**** Material shown

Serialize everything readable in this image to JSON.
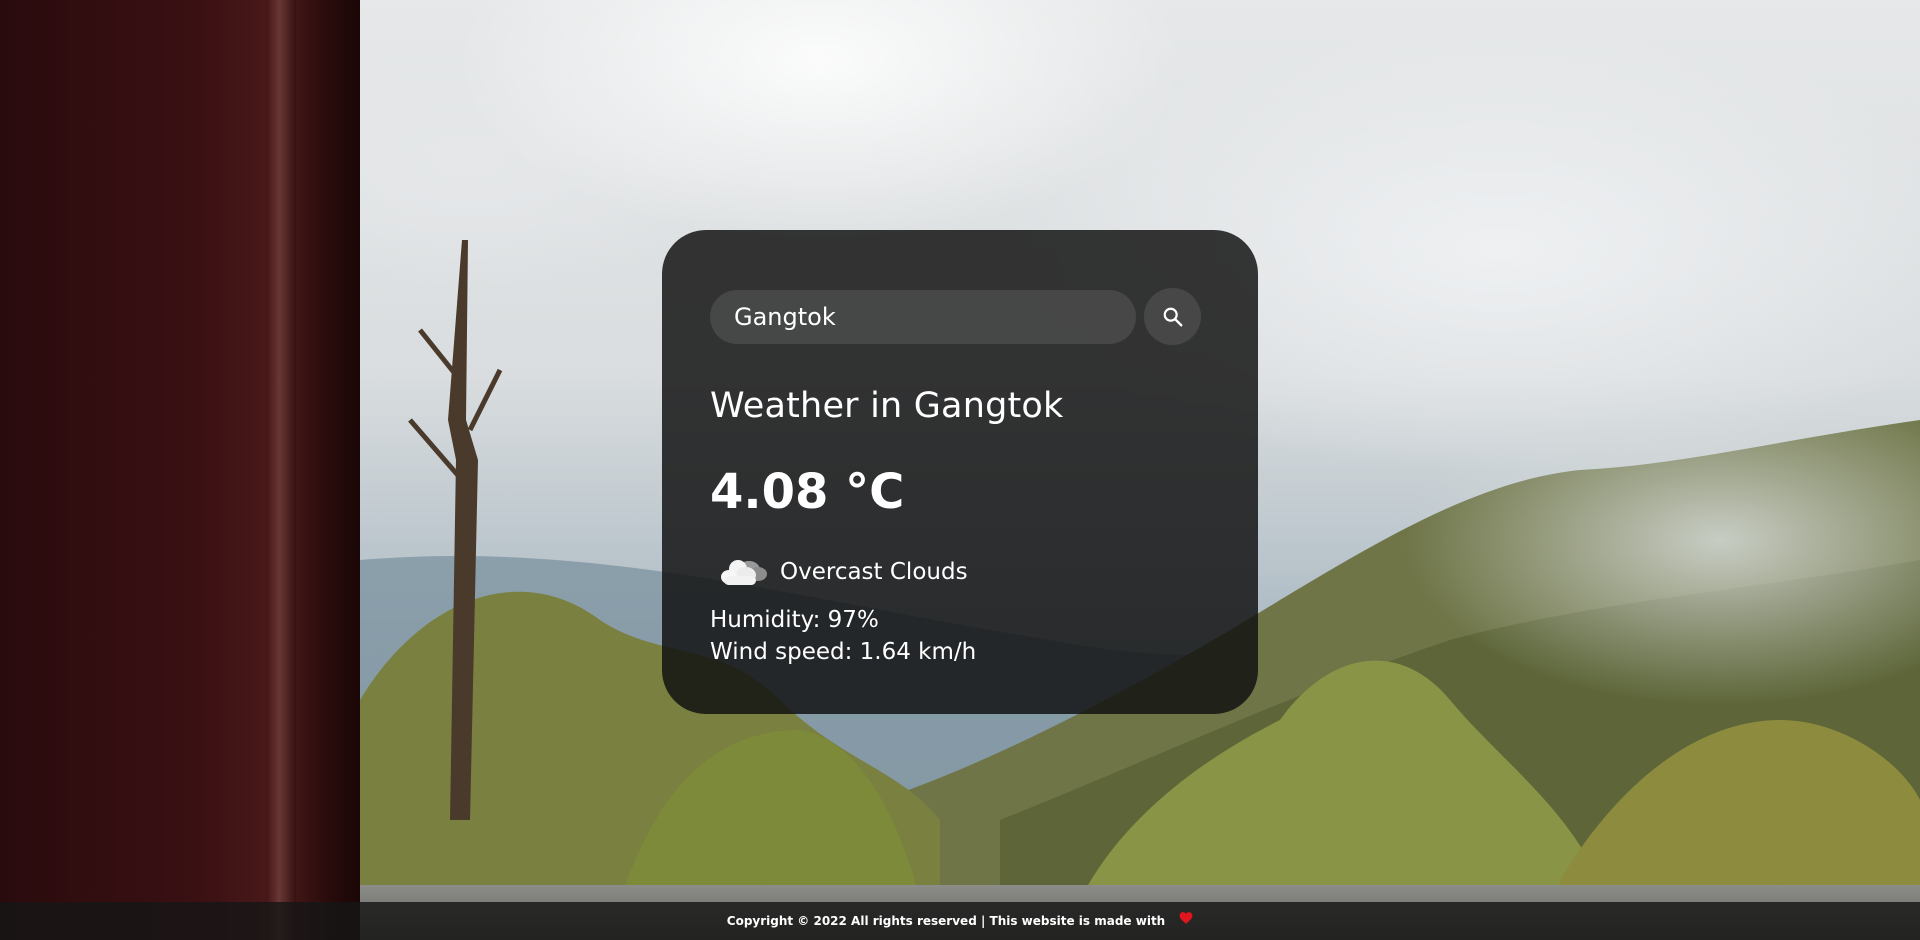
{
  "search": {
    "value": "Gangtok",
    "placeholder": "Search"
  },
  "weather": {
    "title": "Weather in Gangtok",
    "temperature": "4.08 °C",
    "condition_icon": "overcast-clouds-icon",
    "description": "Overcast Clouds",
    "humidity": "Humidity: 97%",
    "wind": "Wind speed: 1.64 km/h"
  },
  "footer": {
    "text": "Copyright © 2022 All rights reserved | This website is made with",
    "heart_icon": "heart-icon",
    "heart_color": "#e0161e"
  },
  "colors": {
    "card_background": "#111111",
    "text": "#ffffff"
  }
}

********

#### [What you will do]
Print every entry above again without changing a word, and omit the pictures.

#### [Solution to this exercise]
Serialize everything readable in this image to JSON.
{
  "search": {
    "value": "Gangtok",
    "placeholder": "Search"
  },
  "weather": {
    "title": "Weather in Gangtok",
    "temperature": "4.08 °C",
    "condition_icon": "overcast-clouds-icon",
    "description": "Overcast Clouds",
    "humidity": "Humidity: 97%",
    "wind": "Wind speed: 1.64 km/h"
  },
  "footer": {
    "text": "Copyright © 2022 All rights reserved | This website is made with",
    "heart_icon": "heart-icon",
    "heart_color": "#e0161e"
  },
  "colors": {
    "card_background": "#111111",
    "text": "#ffffff"
  }
}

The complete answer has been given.